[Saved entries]
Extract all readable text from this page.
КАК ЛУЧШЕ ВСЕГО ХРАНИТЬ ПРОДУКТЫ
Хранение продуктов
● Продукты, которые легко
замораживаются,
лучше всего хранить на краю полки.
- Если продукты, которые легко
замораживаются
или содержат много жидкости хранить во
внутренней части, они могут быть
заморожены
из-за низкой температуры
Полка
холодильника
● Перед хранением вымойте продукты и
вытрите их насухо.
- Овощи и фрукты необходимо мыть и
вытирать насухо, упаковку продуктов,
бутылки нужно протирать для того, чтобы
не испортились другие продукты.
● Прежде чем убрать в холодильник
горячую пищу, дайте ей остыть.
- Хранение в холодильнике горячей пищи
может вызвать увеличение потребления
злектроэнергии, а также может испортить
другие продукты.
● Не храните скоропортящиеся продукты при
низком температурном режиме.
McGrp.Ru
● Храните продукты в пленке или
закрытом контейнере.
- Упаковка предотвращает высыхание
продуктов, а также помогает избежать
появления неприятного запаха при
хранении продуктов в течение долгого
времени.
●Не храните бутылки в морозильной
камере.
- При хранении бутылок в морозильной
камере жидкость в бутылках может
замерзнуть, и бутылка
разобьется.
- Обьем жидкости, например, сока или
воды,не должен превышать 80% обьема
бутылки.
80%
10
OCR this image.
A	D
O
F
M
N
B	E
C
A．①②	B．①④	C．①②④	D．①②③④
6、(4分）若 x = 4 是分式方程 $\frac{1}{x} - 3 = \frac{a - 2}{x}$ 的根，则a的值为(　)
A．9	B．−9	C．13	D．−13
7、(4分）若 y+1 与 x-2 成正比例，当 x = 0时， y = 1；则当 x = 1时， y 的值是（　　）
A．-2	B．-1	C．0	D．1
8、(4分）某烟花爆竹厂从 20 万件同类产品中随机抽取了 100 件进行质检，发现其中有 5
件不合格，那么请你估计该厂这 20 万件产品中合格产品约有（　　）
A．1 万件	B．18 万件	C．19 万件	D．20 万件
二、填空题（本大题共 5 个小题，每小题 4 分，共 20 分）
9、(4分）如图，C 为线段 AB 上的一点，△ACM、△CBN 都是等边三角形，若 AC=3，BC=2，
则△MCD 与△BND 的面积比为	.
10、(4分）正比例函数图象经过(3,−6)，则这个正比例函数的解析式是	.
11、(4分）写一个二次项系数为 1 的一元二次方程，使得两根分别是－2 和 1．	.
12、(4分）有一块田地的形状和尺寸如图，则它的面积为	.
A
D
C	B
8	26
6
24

Short task: With the line containing "OCR this image." as the first and the last line of the records as the final one, print exactly the lines in that span.

Written solution:
OCR this image.
A	D
O
F
M
N
B	E
C
A．①②	B．①④	C．①②④	D．①②③④
6、(4分）若 x = 4 是分式方程 $\frac{1}{x} - 3 = \frac{a - 2}{x}$ 的根，则a的值为(　)
A．9	B．−9	C．13	D．−13
7、(4分）若 y+1 与 x-2 成正比例，当 x = 0时， y = 1；则当 x = 1时， y 的值是（　　）
A．-2	B．-1	C．0	D．1
8、(4分）某烟花爆竹厂从 20 万件同类产品中随机抽取了 100 件进行质检，发现其中有 5
件不合格，那么请你估计该厂这 20 万件产品中合格产品约有（　　）
A．1 万件	B．18 万件	C．19 万件	D．20 万件
二、填空题（本大题共 5 个小题，每小题 4 分，共 20 分）
9、(4分）如图，C 为线段 AB 上的一点，△ACM、△CBN 都是等边三角形，若 AC=3，BC=2，
则△MCD 与△BND 的面积比为	.
10、(4分）正比例函数图象经过(3,−6)，则这个正比例函数的解析式是	.
11、(4分）写一个二次项系数为 1 的一元二次方程，使得两根分别是－2 和 1．	.
12、(4分）有一块田地的形状和尺寸如图，则它的面积为	.
A
D
C	B
8	26
6
24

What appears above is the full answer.